■ OBJECTIVE ■
Copy out the lines of the listing verbatim, from the start of the listing through the line containing "data-points <box>225 306 986 544</box>".

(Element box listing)
—————

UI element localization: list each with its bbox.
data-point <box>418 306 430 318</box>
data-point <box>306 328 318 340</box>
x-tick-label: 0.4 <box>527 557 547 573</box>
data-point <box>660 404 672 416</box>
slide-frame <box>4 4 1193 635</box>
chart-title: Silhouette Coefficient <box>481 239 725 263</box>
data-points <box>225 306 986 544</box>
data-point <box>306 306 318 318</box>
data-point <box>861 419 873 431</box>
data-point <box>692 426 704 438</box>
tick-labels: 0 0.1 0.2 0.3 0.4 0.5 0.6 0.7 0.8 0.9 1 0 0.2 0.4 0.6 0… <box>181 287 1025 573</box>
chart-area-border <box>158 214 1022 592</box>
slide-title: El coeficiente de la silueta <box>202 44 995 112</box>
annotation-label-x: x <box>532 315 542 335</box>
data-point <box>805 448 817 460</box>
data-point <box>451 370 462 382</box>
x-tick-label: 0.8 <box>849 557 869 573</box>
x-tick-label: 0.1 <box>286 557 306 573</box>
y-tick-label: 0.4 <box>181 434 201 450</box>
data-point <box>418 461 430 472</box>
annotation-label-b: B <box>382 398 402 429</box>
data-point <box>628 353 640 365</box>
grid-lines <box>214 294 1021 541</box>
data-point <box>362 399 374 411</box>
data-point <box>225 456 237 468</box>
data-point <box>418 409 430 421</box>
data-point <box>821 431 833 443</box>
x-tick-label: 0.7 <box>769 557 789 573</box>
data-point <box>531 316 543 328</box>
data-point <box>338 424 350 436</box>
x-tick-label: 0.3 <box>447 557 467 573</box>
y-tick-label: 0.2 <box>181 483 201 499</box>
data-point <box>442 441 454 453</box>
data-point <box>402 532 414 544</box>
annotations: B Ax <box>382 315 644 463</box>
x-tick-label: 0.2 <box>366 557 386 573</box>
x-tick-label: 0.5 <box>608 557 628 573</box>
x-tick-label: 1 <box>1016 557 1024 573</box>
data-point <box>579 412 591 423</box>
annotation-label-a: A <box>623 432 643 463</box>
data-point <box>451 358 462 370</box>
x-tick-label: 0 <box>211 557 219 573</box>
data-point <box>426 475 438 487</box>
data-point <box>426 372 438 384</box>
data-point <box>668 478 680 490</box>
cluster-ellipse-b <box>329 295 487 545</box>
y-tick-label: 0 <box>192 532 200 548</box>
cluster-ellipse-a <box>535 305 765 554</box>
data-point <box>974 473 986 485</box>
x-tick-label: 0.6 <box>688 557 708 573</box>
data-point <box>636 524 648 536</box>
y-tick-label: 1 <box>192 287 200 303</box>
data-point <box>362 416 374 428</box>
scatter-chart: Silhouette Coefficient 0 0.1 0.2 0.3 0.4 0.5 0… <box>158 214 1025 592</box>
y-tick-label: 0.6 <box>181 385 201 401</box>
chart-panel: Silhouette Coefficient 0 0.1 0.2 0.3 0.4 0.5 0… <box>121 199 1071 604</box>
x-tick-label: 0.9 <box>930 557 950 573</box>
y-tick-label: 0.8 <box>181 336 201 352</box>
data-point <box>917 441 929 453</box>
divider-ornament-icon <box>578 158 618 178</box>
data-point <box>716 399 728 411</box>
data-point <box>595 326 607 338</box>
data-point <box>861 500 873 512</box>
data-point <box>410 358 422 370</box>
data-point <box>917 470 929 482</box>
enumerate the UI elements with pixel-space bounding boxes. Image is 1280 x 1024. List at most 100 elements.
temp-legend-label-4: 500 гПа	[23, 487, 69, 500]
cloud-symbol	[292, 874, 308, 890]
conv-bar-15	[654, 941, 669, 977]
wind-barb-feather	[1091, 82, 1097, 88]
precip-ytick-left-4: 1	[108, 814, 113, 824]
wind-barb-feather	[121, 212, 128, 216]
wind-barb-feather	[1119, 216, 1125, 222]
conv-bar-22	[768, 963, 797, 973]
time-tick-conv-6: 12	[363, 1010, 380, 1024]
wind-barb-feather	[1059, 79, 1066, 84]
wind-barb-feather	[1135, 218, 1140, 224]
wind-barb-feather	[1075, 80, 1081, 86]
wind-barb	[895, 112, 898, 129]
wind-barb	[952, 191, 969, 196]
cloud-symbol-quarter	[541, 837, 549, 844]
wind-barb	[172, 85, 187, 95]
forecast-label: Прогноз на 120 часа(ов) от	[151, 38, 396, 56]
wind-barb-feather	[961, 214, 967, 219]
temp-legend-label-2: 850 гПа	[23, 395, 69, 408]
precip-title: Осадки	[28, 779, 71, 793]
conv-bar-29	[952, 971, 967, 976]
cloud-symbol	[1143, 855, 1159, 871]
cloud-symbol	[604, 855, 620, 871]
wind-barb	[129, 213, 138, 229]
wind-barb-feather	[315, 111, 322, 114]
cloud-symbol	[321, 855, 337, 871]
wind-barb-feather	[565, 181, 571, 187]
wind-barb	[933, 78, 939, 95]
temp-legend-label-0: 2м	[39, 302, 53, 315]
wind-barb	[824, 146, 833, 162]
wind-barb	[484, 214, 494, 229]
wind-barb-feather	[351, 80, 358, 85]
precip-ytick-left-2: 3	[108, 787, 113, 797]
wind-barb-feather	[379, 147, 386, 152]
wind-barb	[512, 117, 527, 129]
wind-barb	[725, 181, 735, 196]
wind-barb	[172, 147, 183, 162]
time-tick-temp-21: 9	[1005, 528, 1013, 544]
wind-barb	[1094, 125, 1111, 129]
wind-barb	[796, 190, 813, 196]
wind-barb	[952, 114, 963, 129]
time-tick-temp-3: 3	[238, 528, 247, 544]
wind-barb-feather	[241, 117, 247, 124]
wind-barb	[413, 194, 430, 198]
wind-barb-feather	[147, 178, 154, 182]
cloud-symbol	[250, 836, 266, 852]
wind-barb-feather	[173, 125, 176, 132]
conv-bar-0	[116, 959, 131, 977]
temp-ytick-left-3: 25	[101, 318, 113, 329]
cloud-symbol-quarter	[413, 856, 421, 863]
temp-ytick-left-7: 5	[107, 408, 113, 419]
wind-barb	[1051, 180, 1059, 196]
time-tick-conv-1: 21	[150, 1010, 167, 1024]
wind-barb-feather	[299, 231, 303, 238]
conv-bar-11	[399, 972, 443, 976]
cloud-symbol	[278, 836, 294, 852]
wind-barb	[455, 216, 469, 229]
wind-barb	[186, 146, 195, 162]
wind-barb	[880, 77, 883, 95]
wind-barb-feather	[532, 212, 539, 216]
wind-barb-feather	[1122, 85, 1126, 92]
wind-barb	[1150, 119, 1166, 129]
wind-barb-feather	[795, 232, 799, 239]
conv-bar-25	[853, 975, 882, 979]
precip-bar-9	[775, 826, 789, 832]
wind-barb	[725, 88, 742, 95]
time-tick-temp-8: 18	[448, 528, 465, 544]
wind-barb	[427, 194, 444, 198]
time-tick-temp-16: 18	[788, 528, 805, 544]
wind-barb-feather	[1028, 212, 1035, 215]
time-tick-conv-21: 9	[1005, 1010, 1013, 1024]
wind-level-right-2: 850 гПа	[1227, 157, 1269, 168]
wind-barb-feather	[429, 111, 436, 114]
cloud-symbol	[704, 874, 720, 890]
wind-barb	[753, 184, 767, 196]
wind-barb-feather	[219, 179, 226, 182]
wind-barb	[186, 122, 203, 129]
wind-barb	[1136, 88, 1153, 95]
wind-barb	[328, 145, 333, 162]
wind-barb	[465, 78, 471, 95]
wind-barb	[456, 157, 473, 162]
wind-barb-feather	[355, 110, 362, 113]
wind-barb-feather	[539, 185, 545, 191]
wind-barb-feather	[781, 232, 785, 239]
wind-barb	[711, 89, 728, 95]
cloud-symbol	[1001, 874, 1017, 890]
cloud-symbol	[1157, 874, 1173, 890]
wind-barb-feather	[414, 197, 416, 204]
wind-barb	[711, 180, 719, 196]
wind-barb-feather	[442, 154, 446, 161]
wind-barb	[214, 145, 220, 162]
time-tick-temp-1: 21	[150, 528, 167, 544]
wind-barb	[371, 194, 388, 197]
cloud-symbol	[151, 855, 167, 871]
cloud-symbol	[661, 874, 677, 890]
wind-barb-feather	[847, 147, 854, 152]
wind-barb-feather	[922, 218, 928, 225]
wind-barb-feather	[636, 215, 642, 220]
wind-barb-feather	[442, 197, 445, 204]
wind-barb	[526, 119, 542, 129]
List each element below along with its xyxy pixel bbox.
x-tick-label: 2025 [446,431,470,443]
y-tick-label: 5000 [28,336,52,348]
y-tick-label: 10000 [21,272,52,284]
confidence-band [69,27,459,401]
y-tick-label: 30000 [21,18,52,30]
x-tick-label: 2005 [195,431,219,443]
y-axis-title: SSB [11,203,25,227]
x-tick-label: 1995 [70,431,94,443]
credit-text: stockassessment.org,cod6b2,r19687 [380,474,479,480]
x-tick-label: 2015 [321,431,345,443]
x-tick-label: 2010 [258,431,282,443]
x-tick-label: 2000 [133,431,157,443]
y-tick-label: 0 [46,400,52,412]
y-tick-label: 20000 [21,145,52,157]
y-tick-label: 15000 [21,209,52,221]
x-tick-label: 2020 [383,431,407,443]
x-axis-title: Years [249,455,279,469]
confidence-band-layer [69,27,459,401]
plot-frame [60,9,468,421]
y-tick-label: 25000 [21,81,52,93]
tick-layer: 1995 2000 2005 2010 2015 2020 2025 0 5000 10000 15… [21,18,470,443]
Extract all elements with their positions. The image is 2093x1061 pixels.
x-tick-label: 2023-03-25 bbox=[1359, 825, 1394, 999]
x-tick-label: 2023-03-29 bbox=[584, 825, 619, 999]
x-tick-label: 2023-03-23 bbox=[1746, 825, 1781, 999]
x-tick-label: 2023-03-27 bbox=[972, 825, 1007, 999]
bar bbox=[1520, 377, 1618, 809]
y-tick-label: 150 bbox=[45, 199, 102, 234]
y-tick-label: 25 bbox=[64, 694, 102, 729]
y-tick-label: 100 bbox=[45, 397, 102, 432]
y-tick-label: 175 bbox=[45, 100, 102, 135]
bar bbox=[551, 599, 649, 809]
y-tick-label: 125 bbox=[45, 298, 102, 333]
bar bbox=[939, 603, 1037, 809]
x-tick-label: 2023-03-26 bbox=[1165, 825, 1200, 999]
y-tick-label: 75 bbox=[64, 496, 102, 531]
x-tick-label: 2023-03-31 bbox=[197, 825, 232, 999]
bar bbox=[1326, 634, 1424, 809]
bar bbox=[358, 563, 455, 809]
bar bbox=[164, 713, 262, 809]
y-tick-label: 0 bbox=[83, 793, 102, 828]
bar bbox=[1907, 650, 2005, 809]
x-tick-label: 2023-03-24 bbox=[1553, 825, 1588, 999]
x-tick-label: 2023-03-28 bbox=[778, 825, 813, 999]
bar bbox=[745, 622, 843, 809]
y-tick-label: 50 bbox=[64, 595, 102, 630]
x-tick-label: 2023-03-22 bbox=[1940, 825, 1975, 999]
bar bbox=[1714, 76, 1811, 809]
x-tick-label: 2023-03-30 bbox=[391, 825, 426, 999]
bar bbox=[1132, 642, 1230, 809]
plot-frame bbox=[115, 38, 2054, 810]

—————

■ WRITTEN REPLY ■
UI element localization: list each with its bbox.
data-point <box>418 306 430 318</box>
data-point <box>306 328 318 340</box>
x-tick-label: 0.4 <box>527 557 547 573</box>
data-point <box>660 404 672 416</box>
slide-frame <box>4 4 1193 635</box>
chart-title: Silhouette Coefficient <box>481 239 725 263</box>
data-points <box>225 306 986 544</box>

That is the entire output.